_The request_. Retype the entries verbatim, from the start of the entries through the line containing "raw-data-point (539, 277, 546, 284)", including that line.

Spatial layout data:
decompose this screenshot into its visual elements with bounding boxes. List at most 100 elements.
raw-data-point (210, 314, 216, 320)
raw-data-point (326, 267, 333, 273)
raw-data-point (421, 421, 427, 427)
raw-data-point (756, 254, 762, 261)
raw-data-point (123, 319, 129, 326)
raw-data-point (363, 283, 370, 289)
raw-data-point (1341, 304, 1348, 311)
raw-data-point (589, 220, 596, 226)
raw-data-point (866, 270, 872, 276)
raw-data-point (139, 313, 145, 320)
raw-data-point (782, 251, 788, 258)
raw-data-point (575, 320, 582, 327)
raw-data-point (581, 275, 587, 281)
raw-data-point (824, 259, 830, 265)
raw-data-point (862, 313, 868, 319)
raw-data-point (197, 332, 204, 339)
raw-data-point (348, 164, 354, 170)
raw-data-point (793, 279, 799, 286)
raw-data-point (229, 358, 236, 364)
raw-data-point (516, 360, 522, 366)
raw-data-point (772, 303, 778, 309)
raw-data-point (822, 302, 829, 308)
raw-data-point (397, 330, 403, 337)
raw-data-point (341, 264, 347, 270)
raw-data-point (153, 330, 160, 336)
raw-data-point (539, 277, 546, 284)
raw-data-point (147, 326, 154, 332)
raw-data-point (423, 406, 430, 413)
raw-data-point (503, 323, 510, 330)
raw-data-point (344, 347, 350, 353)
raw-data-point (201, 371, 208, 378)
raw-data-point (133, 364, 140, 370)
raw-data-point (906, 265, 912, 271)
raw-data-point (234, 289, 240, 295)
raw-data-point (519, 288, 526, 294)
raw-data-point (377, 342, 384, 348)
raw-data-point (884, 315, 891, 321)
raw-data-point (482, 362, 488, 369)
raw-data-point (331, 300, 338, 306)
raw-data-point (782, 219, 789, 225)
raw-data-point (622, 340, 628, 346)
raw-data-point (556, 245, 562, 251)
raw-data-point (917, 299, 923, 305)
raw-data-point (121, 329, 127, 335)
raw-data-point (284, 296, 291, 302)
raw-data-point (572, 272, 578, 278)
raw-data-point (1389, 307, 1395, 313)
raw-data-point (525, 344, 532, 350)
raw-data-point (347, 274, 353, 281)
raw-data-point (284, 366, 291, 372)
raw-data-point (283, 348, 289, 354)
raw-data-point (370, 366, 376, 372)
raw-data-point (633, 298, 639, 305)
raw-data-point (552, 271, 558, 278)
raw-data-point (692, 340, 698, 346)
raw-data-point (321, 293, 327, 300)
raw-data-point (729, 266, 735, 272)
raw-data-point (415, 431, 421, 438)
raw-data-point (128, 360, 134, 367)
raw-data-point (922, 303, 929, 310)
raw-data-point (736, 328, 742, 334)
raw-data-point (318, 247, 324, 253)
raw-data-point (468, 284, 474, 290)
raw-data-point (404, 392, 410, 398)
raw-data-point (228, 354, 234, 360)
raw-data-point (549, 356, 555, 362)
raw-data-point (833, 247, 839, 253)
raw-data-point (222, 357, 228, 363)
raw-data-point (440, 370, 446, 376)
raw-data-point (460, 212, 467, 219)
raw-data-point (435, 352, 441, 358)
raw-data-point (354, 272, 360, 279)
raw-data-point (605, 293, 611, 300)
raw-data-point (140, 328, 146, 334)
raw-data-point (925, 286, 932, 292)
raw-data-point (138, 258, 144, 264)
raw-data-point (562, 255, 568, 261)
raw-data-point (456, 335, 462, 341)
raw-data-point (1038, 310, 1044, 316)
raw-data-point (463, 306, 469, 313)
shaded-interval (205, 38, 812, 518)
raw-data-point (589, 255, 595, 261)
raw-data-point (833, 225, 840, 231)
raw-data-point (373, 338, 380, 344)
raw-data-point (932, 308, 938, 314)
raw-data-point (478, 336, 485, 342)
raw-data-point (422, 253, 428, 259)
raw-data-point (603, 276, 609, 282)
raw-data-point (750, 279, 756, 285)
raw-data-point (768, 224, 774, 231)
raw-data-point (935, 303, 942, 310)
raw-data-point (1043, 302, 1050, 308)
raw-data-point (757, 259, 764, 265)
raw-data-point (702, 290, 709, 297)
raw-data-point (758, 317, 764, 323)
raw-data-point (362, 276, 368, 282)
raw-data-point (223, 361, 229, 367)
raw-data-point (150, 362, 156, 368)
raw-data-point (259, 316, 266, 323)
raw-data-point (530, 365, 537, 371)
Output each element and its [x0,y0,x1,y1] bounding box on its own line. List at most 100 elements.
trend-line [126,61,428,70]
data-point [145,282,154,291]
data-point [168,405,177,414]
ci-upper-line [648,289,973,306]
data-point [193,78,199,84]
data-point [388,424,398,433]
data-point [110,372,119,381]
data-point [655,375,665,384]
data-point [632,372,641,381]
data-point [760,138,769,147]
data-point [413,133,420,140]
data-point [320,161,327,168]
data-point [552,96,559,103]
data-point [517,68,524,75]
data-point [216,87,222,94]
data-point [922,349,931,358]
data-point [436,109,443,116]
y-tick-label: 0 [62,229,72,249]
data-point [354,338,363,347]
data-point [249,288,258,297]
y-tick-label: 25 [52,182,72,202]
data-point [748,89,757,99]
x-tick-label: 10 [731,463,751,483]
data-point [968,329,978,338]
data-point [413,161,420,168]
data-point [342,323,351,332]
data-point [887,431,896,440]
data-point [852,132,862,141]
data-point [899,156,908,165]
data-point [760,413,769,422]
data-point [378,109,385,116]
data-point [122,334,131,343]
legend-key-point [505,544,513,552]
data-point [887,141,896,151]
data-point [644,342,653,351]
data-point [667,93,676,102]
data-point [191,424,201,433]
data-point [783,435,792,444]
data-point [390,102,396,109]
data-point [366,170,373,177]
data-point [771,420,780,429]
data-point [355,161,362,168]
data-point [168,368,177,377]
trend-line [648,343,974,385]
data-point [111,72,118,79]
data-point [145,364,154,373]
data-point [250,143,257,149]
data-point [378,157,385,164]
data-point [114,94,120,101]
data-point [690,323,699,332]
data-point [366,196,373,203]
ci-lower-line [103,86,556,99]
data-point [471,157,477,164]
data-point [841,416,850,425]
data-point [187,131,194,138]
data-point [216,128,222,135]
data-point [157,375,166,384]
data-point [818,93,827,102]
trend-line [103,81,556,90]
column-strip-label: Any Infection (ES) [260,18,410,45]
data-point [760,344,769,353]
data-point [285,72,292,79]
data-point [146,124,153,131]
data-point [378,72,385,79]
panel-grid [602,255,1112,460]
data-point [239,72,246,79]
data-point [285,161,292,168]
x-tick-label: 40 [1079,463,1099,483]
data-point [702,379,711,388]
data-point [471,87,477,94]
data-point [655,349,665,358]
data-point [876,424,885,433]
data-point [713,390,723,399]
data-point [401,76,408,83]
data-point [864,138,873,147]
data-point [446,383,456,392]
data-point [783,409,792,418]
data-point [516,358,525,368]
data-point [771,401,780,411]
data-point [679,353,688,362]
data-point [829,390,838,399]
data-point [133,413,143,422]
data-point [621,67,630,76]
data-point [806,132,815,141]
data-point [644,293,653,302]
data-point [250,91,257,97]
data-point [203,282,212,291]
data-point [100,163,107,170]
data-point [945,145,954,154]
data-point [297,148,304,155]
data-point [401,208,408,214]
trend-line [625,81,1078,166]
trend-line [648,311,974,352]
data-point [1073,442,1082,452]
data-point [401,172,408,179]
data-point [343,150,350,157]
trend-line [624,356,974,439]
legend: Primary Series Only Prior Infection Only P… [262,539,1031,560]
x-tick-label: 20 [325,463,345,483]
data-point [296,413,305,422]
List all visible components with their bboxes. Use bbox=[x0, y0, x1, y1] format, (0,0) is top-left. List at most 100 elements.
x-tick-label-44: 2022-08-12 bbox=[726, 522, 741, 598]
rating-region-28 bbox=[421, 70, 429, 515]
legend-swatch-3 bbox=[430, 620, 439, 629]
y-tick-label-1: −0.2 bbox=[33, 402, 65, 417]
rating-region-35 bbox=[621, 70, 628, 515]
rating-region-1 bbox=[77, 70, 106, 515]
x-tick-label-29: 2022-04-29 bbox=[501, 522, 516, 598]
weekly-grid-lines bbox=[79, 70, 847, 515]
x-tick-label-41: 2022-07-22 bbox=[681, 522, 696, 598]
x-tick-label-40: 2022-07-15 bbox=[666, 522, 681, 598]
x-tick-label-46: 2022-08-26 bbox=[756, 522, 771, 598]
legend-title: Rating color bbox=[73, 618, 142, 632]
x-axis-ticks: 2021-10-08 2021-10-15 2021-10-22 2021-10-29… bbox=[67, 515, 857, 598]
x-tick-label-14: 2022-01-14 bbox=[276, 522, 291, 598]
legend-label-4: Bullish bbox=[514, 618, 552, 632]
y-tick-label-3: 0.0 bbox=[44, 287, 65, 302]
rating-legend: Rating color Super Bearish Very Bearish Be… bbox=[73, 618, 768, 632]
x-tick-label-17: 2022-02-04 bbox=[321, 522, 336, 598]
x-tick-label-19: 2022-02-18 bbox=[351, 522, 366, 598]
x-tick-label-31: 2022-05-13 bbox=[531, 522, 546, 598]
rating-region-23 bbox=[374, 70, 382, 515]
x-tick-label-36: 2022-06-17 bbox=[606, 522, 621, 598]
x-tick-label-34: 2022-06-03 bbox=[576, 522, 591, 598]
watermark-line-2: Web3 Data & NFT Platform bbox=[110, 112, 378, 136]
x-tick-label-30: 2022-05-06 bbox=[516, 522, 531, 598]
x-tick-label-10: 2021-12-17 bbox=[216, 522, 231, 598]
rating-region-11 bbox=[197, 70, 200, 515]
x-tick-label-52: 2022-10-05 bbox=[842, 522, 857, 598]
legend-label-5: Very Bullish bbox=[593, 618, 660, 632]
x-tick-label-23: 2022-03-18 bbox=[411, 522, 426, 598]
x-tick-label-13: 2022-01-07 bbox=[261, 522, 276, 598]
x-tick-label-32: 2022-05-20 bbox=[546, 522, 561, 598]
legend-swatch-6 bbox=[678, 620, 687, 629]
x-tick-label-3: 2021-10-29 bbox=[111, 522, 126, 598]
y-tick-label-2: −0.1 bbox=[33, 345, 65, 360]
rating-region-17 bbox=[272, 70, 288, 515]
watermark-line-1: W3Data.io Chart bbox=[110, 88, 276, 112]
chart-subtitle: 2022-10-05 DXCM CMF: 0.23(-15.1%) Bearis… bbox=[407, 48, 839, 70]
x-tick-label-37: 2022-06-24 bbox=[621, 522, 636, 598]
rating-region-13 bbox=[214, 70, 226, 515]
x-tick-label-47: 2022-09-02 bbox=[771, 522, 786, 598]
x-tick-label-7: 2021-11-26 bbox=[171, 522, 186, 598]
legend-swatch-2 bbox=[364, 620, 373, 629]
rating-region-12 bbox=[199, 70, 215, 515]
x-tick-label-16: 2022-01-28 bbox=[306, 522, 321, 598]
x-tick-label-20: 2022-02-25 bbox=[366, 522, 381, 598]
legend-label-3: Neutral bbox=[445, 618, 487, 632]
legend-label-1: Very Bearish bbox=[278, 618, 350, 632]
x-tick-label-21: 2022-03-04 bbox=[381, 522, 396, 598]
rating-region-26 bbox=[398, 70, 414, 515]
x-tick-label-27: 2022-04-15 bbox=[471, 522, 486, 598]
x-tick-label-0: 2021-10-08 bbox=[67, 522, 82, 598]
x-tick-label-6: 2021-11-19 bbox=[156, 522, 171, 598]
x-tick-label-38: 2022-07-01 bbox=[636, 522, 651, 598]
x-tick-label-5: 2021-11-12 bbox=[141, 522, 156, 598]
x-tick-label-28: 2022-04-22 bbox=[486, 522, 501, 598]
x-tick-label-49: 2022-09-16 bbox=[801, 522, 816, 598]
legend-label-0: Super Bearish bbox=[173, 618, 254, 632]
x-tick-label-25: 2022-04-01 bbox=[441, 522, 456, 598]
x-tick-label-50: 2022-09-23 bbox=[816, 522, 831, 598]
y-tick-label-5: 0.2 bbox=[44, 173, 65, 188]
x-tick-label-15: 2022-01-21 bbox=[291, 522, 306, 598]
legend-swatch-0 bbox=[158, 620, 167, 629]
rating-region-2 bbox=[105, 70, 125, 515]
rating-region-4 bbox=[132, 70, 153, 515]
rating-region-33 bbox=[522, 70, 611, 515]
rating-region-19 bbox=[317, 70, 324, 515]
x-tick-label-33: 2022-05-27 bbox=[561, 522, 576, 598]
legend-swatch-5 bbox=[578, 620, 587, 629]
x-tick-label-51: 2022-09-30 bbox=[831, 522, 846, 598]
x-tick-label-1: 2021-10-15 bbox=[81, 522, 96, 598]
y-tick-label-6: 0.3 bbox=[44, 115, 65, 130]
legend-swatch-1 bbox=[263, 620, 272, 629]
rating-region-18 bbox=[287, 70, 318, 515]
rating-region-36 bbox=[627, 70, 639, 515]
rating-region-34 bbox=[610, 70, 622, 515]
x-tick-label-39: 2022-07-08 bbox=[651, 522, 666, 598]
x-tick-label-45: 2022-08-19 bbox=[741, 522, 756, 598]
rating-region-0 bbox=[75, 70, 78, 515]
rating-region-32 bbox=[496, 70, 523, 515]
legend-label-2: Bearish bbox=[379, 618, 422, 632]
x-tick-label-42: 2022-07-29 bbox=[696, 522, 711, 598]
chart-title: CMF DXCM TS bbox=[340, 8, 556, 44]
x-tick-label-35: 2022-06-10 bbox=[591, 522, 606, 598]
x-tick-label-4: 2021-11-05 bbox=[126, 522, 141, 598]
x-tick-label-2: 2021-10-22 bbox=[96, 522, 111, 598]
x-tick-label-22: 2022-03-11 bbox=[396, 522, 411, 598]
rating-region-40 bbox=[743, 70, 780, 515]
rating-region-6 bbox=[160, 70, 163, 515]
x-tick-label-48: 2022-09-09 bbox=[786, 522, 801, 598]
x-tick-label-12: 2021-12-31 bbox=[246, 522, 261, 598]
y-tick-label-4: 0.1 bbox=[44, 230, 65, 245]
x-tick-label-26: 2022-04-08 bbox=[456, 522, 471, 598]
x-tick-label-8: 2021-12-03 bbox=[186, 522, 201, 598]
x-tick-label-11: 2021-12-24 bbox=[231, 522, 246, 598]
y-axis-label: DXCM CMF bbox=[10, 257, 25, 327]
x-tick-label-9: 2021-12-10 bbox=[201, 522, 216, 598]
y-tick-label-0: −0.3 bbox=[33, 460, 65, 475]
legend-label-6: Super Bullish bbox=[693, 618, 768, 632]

_Finished exercise_.
decompose this screenshot into its visual elements with bounding boxes. List at most 100 elements.
raw-data-point (210, 314, 216, 320)
raw-data-point (326, 267, 333, 273)
raw-data-point (421, 421, 427, 427)
raw-data-point (756, 254, 762, 261)
raw-data-point (123, 319, 129, 326)
raw-data-point (363, 283, 370, 289)
raw-data-point (1341, 304, 1348, 311)
raw-data-point (589, 220, 596, 226)
raw-data-point (866, 270, 872, 276)
raw-data-point (139, 313, 145, 320)
raw-data-point (782, 251, 788, 258)
raw-data-point (575, 320, 582, 327)
raw-data-point (581, 275, 587, 281)
raw-data-point (824, 259, 830, 265)
raw-data-point (862, 313, 868, 319)
raw-data-point (197, 332, 204, 339)
raw-data-point (348, 164, 354, 170)
raw-data-point (793, 279, 799, 286)
raw-data-point (229, 358, 236, 364)
raw-data-point (516, 360, 522, 366)
raw-data-point (772, 303, 778, 309)
raw-data-point (822, 302, 829, 308)
raw-data-point (397, 330, 403, 337)
raw-data-point (341, 264, 347, 270)
raw-data-point (153, 330, 160, 336)
raw-data-point (539, 277, 546, 284)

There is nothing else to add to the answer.